### Set task
Rewrite the material from the line with "divider [8, 204, 1020, 205]" up to and including the line with "year-example: 示例: 1943", changing "slide-title" to "page-title" and keeping everything else the same.

### Data

• • •

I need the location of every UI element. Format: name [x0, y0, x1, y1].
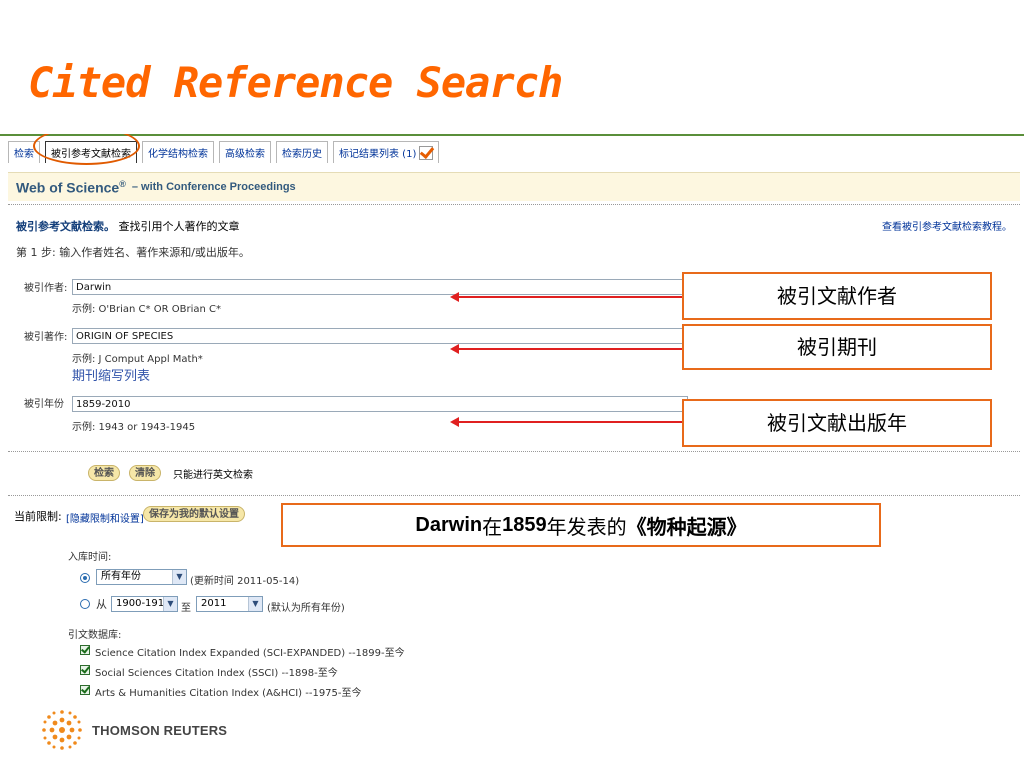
divider [8, 204, 1020, 205]
journal-callout: 被引期刊 [682, 324, 992, 370]
to-year-value: 2011 [201, 598, 227, 609]
work-label: 被引著作: [24, 332, 68, 343]
work-example: 示例: J Comput Appl Math* [72, 354, 203, 365]
slide-title: Cited Reference Search [28, 58, 563, 107]
wos-title-text: Web of Science [16, 179, 120, 196]
journal-abbreviation-link[interactable]: 期刊缩写列表 [72, 365, 150, 384]
to-label: 至 [181, 603, 191, 614]
registered-mark: ® [119, 178, 126, 189]
year-input[interactable]: 1859-2010 [72, 396, 688, 412]
hide-limits-link[interactable]: [隐藏限制和设置] [66, 510, 144, 525]
marked-list-label: 标记结果列表 (1) [339, 149, 417, 160]
wos-banner: Web of Science® – with Conference Procee… [8, 172, 1020, 201]
checkmark-icon [419, 145, 434, 160]
wos-title: Web of Science® [16, 179, 126, 196]
year-example: 示例: 1943 or 1943-1945 [72, 422, 196, 433]
year-callout: 被引文献出版年 [682, 399, 992, 447]
default-years-note: (默认为所有年份) [267, 603, 345, 614]
year-label: 被引年份 [24, 399, 64, 410]
updated-date: (更新时间 2011-05-14) [190, 576, 300, 587]
year-arrow [450, 417, 683, 427]
thomson-reuters-logo [42, 710, 82, 750]
darwin-note: Darwin 在 1859 年发表的 《物种起源》 [281, 503, 881, 547]
timespan-label: 入库时间: [68, 552, 112, 563]
all-years-radio[interactable] [80, 573, 90, 583]
step-instruction: 第 1 步: 输入作者姓名、著作来源和/或出版年。 [16, 246, 250, 259]
from-year-select[interactable]: 1900-1914 ▼ [111, 596, 178, 612]
search-button[interactable]: 检索 [88, 465, 120, 481]
brand-name: THOMSON REUTERS [92, 722, 228, 738]
top-border [0, 134, 1024, 136]
ahci-label: Arts & Humanities Citation Index (A&HCI)… [95, 688, 362, 699]
tab-search-history[interactable]: 检索历史 [276, 141, 328, 163]
author-input[interactable]: Darwin [72, 279, 687, 295]
chevron-down-icon: ▼ [172, 570, 186, 584]
sci-expanded-checkbox[interactable] [80, 645, 90, 655]
divider [8, 451, 1020, 452]
note-rest: 年发表的 [546, 514, 627, 539]
chevron-down-icon: ▼ [248, 597, 262, 611]
heading-desc: 查找引用个人著作的文章 [118, 220, 240, 233]
tab-structure-search[interactable]: 化学结构检索 [142, 141, 214, 163]
footer-branding: THOMSON REUTERS [40, 708, 227, 752]
sci-expanded-label: Science Citation Index Expanded (SCI-EXP… [95, 648, 405, 659]
note-book: 《物种起源》 [626, 516, 747, 539]
author-label: 被引作者: [24, 283, 68, 294]
all-years-value: 所有年份 [101, 571, 141, 582]
author-callout: 被引文献作者 [682, 272, 992, 320]
current-limits-label: 当前限制: [14, 510, 62, 523]
section-heading: 被引参考文献检索。 查找引用个人著作的文章 [16, 218, 240, 234]
author-arrow [450, 292, 683, 302]
ssci-label: Social Sciences Citation Index (SSCI) --… [95, 668, 338, 679]
heading-title: 被引参考文献检索。 [16, 220, 115, 233]
all-years-select[interactable]: 所有年份 ▼ [96, 569, 187, 585]
work-input[interactable]: ORIGIN OF SPECIES [72, 328, 687, 344]
chevron-down-icon: ▼ [163, 597, 177, 611]
tab-advanced-search[interactable]: 高级检索 [219, 141, 271, 163]
clear-button[interactable]: 清除 [129, 465, 161, 481]
english-only-note: 只能进行英文检索 [173, 470, 253, 481]
journal-arrow [450, 344, 683, 354]
save-default-button[interactable]: 保存为我的默认设置 [143, 506, 245, 522]
wos-subtitle: – with Conference Proceedings [131, 181, 296, 193]
tab-marked-list[interactable]: 标记结果列表 (1) [333, 141, 440, 163]
citation-database-label: 引文数据库: [68, 630, 122, 641]
year-range-radio[interactable] [80, 599, 90, 609]
from-label: 从 [96, 598, 107, 611]
ssci-checkbox[interactable] [80, 665, 90, 675]
ahci-checkbox[interactable] [80, 685, 90, 695]
author-example: 示例: O'Brian C* OR OBrian C* [72, 304, 221, 315]
note-zai: 在 [482, 514, 503, 539]
divider [8, 495, 1020, 496]
note-year: 1859 [502, 513, 547, 536]
tutorial-link[interactable]: 查看被引参考文献检索教程。 [882, 218, 1012, 233]
to-year-select[interactable]: 2011 ▼ [196, 596, 263, 612]
note-darwin: Darwin [415, 513, 483, 536]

• • •

### Answer to the problem
divider [8, 204, 1020, 205]
journal-callout: 被引期刊 [682, 324, 992, 370]
to-year-value: 2011 [201, 598, 227, 609]
work-label: 被引著作: [24, 332, 68, 343]
work-example: 示例: J Comput Appl Math* [72, 354, 203, 365]
page-title: Cited Reference Search [28, 58, 563, 107]
wos-title-text: Web of Science [16, 179, 120, 196]
journal-abbreviation-link[interactable]: 期刊缩写列表 [72, 365, 150, 384]
to-label: 至 [181, 603, 191, 614]
registered-mark: ® [119, 178, 126, 189]
year-input[interactable]: 1859-2010 [72, 396, 688, 412]
hide-limits-link[interactable]: [隐藏限制和设置] [66, 510, 144, 525]
marked-list-label: 标记结果列表 (1) [339, 149, 417, 160]
wos-banner: Web of Science® – with Conference Procee… [8, 172, 1020, 201]
checkmark-icon [419, 145, 434, 160]
wos-title: Web of Science® [16, 179, 126, 196]
year-example: 示例: 1943 or 1943-1945 [72, 422, 196, 433]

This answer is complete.